WORK REQUIRED
Copy out all lines that carry the word "penetrations".

-- begin MATERIAL PROVIDED --

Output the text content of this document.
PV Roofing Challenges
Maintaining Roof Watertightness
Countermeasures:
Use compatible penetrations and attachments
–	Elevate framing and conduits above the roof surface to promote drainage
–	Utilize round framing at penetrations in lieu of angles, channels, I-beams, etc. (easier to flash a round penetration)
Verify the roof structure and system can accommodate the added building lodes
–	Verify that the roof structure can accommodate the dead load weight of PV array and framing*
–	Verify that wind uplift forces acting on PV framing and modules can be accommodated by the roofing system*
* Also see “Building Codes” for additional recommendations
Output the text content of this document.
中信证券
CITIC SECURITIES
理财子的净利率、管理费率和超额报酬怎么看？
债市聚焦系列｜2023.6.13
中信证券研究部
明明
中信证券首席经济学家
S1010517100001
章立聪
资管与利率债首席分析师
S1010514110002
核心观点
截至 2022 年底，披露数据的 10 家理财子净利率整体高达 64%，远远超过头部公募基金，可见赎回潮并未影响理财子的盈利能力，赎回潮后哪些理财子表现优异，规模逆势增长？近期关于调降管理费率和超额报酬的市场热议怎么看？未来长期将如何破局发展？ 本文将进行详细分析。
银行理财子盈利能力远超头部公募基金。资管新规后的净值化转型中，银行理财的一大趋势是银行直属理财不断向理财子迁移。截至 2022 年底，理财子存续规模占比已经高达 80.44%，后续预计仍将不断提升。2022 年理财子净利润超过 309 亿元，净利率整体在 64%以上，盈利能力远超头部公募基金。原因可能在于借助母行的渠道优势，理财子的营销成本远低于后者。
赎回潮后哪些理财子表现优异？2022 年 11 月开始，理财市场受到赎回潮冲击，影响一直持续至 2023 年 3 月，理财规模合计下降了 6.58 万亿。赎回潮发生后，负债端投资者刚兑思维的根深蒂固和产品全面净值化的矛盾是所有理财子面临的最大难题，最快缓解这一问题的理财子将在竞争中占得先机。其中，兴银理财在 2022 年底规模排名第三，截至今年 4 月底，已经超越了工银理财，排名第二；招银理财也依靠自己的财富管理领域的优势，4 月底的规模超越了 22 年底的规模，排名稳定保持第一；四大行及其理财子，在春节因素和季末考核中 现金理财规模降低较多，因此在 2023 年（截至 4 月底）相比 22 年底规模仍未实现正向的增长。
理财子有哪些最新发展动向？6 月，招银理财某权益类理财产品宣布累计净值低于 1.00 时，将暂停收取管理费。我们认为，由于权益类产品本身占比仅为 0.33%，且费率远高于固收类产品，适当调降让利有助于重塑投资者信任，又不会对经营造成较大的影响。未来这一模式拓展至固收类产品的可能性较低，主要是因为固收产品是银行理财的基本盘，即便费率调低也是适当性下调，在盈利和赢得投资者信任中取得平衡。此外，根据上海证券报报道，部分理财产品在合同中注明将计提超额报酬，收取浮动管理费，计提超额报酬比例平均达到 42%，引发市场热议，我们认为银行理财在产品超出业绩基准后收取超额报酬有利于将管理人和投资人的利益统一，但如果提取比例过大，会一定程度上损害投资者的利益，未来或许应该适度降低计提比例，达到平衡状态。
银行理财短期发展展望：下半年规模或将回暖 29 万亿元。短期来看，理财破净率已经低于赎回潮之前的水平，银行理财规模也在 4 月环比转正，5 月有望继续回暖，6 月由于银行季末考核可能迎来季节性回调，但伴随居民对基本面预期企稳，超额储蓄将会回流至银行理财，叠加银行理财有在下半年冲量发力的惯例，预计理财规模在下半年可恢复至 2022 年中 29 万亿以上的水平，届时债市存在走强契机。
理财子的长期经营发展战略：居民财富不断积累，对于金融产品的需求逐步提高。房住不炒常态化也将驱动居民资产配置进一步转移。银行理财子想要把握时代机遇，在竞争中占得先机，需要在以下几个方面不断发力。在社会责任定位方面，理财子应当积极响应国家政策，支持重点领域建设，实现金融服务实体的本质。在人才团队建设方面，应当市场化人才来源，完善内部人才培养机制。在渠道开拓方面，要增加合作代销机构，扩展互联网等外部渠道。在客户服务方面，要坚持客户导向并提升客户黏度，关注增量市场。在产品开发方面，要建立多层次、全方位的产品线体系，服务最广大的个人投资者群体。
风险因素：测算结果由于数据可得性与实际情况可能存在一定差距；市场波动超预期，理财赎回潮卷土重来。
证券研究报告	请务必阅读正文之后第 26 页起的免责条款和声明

-- end MATERIAL PROVIDED --

RESPONSE
Use compatible penetrations and attachments
–	Utilize round framing at penetrations in lieu of angles, channels, I-beams, etc. (easier to flash a round penetration)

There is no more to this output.